Excerpted data:
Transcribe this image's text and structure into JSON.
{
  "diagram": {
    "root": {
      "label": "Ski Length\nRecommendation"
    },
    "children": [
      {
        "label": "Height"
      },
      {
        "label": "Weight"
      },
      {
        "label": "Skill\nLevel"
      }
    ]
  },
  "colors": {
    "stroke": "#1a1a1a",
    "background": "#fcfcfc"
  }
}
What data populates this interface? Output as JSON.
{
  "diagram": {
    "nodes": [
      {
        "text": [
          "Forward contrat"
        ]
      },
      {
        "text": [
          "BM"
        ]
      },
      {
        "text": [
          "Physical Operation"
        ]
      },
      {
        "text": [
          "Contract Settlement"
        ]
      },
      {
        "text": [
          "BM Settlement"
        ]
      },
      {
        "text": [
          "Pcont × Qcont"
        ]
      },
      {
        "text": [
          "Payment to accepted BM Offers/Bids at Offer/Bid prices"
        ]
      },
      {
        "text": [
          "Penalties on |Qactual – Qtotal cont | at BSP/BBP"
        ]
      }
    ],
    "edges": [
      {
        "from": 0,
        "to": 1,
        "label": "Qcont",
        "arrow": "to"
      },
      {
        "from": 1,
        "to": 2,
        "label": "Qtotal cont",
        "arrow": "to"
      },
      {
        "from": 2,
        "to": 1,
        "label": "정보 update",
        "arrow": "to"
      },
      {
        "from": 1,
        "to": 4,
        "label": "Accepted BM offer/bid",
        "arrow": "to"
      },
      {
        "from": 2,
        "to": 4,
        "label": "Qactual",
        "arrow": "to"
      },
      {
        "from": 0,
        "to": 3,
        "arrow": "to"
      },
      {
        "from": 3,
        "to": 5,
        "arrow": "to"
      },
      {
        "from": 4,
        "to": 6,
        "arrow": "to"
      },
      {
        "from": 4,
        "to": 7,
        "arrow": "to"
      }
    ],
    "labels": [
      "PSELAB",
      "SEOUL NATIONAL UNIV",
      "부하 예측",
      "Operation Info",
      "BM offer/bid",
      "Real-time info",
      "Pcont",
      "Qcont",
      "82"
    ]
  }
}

Stated task: Would you give the material above again, complete and exact?

Task result:
Transcribe this image's text and structure into JSON.
{
  "diagram": {
    "root": {
      "label": "Ski Length\nRecommendation"
    },
    "children": [
      {
        "label": "Height"
      },
      {
        "label": "Weight"
      },
      {
        "label": "Skill\nLevel"
      }
    ]
  },
  "colors": {
    "stroke": "#1a1a1a",
    "background": "#fcfcfc"
  }
}
What data populates this interface? Output as JSON.
{
  "diagram": {
    "nodes": [
      {
        "text": [
          "Forward contrat"
        ]
      },
      {
        "text": [
          "BM"
        ]
      },
      {
        "text": [
          "Physical Operation"
        ]
      },
      {
        "text": [
          "Contract Settlement"
        ]
      },
      {
        "text": [
          "BM Settlement"
        ]
      },
      {
        "text": [
          "Pcont × Qcont"
        ]
      },
      {
        "text": [
          "Payment to accepted BM Offers/Bids at Offer/Bid prices"
        ]
      },
      {
        "text": [
          "Penalties on |Qactual – Qtotal cont | at BSP/BBP"
        ]
      }
    ],
    "edges": [
      {
        "from": 0,
        "to": 1,
        "label": "Qcont",
        "arrow": "to"
      },
      {
        "from": 1,
        "to": 2,
        "label": "Qtotal cont",
        "arrow": "to"
      },
      {
        "from": 2,
        "to": 1,
        "label": "정보 update",
        "arrow": "to"
      },
      {
        "from": 1,
        "to": 4,
        "label": "Accepted BM offer/bid",
        "arrow": "to"
      },
      {
        "from": 2,
        "to": 4,
        "label": "Qactual",
        "arrow": "to"
      },
      {
        "from": 0,
        "to": 3,
        "arrow": "to"
      },
      {
        "from": 3,
        "to": 5,
        "arrow": "to"
      },
      {
        "from": 4,
        "to": 6,
        "arrow": "to"
      },
      {
        "from": 4,
        "to": 7,
        "arrow": "to"
      }
    ],
    "labels": [
      "PSELAB",
      "SEOUL NATIONAL UNIV",
      "부하 예측",
      "Operation Info",
      "BM offer/bid",
      "Real-time info",
      "Pcont",
      "Qcont",
      "82"
    ]
  }
}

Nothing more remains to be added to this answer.